• **PROBLEM DESCRIPTION**
Please extend the README on semantic search over the DevRev knowledge base, picking up right after its last line.

An open API service indexing awesome lists of open source software.

https://github.com/devrev/devrev-search-bench

Semantic search over DevRev knowledge base using OpenAI embeddings and FAISS
https://github.com/devrev/devrev-search-bench

Last synced: 13 days ago
JSON representation

Semantic search over DevRev knowledge base using OpenAI embeddings and FAISS

Awesome Lists containing this project

README

          

# DevRev Search — Semantic Search over DevRev Knowledge Base

Semantic search system for the [DevRev Search](https://huggingface.co/datasets/devrev/search) dataset. Embeds ~65K knowledge base articles using either OpenAI `text-embedding-3-small` or Ollama `qwen3-embedding:0.6b`, indexes them with FAISS, and retrieves relevant documents for test queries.

## Quick Start

### 1. Clone & Install

```bash
git clone https://github.com//devrev-search.git
cd devrev-search
python -m venv .venv
source .venv/bin/activate
pip install -r requirements.txt
```

### 2. Choose Embedding Provider

The notebook supports two providers via `EMBEDDING_PROVIDER` in Section 5:
- `openai` (default)
- `ollama` (local open-source model)

#### Option A: OpenAI

```bash
export OPENAI_API_KEY="your-openai-api-key"
```

#### Option B: Ollama (local)

```bash
# Install Ollama first: https://ollama.com/download
ollama pull qwen3-embedding:0.6b
```

Then set `EMBEDDING_PROVIDER = "ollama"` in the notebook config cell.

• **DATA RECORDS**
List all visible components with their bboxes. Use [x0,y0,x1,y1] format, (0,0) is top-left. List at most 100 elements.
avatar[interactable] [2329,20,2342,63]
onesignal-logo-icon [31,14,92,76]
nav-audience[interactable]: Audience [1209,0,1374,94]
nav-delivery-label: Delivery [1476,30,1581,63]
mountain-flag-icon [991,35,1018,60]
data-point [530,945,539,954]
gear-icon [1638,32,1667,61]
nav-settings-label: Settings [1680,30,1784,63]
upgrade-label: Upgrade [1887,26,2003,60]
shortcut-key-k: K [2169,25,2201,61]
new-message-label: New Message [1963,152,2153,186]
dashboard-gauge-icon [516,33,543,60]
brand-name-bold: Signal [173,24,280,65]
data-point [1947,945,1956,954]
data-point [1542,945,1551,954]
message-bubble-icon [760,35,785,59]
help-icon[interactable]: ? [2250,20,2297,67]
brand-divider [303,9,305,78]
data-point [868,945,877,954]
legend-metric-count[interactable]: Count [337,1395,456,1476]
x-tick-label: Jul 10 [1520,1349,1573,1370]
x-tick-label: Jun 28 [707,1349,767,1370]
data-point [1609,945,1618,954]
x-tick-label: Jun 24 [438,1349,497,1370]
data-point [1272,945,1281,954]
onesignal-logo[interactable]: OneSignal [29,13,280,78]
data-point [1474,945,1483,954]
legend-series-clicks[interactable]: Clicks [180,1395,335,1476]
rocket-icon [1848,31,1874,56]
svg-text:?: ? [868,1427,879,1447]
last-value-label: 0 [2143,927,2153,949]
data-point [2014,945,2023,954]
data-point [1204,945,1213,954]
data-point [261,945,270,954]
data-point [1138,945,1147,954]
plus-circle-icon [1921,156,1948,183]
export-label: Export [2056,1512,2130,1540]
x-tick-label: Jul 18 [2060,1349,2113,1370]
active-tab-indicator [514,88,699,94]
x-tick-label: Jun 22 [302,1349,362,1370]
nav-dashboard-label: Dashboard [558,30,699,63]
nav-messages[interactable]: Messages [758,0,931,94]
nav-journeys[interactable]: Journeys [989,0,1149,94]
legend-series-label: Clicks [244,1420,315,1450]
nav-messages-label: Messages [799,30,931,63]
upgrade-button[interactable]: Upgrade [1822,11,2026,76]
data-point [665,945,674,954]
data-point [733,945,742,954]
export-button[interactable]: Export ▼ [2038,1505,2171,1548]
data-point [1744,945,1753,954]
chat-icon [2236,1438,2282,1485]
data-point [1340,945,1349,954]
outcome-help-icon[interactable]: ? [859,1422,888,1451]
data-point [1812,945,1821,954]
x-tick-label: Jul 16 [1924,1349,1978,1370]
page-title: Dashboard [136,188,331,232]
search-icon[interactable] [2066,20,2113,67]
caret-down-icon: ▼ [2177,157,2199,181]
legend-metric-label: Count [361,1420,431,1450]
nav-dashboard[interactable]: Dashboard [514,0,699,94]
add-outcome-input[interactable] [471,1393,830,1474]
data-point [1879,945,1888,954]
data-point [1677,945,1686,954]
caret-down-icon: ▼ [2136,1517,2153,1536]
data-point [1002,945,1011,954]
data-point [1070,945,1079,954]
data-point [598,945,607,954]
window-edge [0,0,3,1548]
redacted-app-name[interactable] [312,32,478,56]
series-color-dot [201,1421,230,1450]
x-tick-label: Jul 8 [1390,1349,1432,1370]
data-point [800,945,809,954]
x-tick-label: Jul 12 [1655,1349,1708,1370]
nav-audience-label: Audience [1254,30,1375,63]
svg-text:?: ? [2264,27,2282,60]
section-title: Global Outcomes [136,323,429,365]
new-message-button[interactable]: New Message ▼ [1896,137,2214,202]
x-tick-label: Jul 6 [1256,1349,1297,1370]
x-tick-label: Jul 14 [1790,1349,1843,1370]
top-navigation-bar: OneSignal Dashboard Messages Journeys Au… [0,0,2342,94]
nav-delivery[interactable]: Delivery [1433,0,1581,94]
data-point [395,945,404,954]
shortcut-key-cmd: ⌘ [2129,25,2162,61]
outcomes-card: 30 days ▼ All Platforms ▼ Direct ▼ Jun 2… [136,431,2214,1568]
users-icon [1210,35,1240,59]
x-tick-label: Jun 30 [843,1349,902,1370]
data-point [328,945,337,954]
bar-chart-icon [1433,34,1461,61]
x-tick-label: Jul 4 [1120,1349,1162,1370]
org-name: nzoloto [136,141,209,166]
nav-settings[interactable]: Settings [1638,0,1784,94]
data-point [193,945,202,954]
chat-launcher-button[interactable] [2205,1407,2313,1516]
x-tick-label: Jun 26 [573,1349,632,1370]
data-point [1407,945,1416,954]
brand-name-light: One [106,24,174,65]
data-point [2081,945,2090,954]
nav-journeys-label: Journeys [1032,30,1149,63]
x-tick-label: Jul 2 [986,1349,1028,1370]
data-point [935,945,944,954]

• **TASK OUTPUT**
### 3. Run the Notebook

Open `devrev_search.ipynb` in Jupyter and run cells sequentially:

```bash
jupyter notebook devrev_search.ipynb
```

## Project Structure

```
devrev-search/
├── devrev_search.ipynb # Main notebook: embed, index, search, evaluate
├── download_datasets.py # Standalone script to download datasets as parquet
├── requirements.txt # Python dependencies
├── test_queries_results.json # Search results for test queries
└── README.md
```

## What the Notebook Does

| Section | Description |
| ------- | ------------------------------------------------------------------------------------- |
| **1–4** | Load & explore the 3 dataset splits (annotated queries, test queries, knowledge base) |
| **5** | Generate embeddings (OpenAI or Ollama) and build a FAISS index |
| **6** | Interactive search — query the knowledge base |
| **7** | Run evaluation on all test queries and save results in annotated-queries format |
| **8** | Load a previously saved index (skip re-embedding) |

## Dataset

The [`devrev/search`](https://huggingface.co/datasets/devrev/search) dataset from Hugging Face contains:

- **`knowledge_base`** — ~65K article chunks from DevRev support docs
- **`annotated_queries`** — Queries paired with golden retrievals (train)
- **`test_queries`** — Held-out queries for evaluation

## Output Format

Results are saved in the same format as `annotated_queries`:

```json
{
"query_id": "a97f93d2-...",
"query": "end customer organization name not appearing...",
"retrievals": [
{
"id": "ART-1234_KNOWLEDGE_NODE-5",
"text": "...",
"title": "..."
}
]
}
```

## Cost Estimate

If using OpenAI (`text-embedding-3-small`), embedding ~65K documents costs approximately **$0.50–$1.00** (at $0.02 per 1M tokens).
If using Ollama (`qwen3-embedding:0.6b`), there is no API cost (runs locally).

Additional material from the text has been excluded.